What is asked: Identify each line in the records below that contains the word "登录屏幕", and copy it.

Given information:
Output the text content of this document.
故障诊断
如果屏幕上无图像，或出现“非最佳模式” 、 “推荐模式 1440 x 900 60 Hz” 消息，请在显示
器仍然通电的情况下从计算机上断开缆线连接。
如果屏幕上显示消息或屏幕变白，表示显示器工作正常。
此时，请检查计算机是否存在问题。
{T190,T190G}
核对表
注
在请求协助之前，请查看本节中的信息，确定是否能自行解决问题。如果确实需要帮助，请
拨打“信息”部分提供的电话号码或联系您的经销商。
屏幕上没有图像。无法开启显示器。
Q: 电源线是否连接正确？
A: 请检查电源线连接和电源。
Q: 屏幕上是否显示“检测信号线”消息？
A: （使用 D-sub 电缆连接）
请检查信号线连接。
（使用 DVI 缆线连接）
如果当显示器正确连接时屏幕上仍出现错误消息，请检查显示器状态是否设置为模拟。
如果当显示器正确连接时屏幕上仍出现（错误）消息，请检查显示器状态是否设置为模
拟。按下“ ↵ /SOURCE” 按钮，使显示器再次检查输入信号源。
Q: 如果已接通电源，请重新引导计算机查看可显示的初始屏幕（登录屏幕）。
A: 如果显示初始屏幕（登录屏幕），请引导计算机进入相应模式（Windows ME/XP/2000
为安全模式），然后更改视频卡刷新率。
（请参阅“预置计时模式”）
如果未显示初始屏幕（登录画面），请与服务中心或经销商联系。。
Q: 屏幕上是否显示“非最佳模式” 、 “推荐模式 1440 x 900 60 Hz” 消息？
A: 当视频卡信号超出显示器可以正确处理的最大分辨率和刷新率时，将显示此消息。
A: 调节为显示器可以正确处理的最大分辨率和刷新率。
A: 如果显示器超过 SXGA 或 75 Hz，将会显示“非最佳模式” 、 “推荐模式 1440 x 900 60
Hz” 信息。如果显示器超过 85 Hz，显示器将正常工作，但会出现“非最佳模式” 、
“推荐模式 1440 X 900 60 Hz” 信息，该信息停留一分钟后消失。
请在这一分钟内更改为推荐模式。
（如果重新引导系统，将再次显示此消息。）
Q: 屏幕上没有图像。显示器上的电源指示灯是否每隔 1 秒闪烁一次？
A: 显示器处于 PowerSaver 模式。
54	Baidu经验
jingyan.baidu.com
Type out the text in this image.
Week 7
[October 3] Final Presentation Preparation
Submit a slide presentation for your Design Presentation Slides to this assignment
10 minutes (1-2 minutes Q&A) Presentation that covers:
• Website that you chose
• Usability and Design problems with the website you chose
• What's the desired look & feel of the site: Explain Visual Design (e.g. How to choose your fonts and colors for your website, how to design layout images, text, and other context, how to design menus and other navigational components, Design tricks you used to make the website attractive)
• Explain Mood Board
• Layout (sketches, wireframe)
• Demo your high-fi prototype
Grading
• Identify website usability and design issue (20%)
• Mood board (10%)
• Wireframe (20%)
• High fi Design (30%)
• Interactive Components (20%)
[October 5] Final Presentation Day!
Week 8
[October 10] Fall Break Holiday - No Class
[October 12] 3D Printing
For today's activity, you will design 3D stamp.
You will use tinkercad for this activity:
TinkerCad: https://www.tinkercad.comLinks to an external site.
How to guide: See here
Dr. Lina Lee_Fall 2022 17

Task response:
Q: 如果已接通电源，请重新引导计算机查看可显示的初始屏幕（登录屏幕）。
A: 如果显示初始屏幕（登录屏幕），请引导计算机进入相应模式（Windows ME/XP/2000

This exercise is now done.